• STATED TASK:
Using the data below, copy each line that includes the word "name".

• SUPPLIED ENTRIES:
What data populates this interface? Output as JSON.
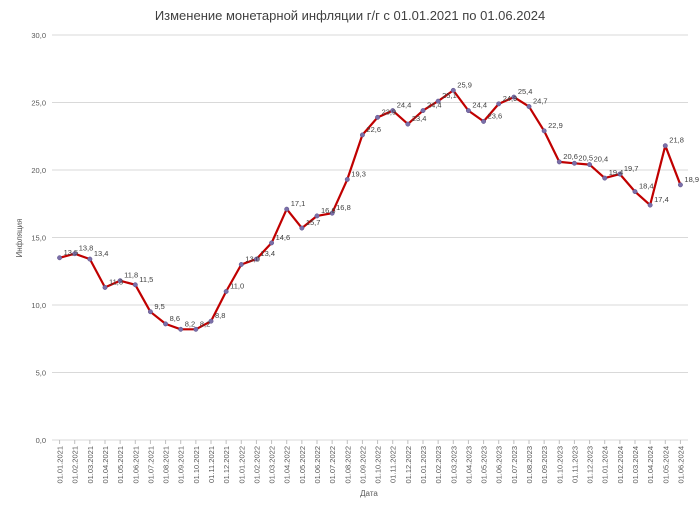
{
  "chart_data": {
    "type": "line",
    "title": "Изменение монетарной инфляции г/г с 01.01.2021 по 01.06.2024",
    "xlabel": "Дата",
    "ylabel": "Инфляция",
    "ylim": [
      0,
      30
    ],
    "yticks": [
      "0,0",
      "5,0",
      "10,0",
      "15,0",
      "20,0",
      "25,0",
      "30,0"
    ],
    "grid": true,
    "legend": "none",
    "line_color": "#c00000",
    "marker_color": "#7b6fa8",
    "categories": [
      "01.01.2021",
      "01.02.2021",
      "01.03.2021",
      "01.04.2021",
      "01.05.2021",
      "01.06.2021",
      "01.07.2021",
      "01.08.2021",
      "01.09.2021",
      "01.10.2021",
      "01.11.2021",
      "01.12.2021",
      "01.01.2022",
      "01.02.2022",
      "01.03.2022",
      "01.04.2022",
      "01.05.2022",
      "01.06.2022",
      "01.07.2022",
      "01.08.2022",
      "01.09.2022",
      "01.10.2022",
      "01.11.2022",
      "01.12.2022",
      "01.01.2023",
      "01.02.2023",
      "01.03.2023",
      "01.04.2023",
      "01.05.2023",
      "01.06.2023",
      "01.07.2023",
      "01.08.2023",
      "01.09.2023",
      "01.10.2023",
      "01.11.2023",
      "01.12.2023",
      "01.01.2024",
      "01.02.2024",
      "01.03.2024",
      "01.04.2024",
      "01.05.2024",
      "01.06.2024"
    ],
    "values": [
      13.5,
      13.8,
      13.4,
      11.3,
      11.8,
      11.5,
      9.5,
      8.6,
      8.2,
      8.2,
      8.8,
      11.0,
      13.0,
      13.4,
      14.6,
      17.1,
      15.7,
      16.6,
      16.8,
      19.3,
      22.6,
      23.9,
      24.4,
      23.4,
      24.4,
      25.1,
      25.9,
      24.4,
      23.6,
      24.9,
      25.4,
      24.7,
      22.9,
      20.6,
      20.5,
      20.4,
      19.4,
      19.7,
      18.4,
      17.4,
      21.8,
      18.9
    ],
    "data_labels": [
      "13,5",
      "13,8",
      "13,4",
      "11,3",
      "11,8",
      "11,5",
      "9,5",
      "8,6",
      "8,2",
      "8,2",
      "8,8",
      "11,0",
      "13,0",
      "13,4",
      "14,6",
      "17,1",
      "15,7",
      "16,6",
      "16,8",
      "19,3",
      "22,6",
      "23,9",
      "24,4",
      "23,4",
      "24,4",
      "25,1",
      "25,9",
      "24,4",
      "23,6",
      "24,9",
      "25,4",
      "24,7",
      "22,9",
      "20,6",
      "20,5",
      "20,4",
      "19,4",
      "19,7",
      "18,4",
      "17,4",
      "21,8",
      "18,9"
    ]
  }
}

--

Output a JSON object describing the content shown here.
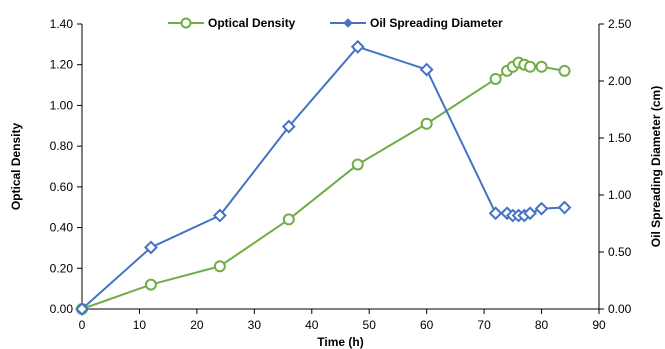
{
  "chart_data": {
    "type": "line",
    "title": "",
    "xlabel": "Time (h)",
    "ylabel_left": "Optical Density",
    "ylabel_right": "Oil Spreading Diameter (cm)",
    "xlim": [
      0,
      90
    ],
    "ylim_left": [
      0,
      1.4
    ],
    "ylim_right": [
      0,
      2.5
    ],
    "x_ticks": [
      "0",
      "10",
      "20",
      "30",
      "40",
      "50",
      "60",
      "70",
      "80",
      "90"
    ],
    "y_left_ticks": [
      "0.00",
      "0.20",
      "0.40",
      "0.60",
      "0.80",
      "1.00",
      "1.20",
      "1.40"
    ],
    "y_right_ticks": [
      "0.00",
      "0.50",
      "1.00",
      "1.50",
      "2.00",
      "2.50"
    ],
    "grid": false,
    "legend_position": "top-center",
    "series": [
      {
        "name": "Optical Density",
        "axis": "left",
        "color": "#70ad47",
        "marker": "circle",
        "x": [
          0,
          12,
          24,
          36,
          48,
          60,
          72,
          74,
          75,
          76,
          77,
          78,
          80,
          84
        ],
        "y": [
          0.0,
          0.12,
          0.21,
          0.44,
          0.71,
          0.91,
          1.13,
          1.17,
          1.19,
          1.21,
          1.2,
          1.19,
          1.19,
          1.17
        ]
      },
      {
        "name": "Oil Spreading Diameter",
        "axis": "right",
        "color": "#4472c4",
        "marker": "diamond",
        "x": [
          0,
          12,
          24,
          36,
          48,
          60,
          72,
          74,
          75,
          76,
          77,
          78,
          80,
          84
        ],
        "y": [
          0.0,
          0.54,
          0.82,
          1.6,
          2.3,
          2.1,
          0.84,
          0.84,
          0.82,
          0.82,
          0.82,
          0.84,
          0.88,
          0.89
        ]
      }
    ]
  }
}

• EXPECTED OUTPUT:
        "name": "Optical Density",
        "name": "Oil Spreading Diameter",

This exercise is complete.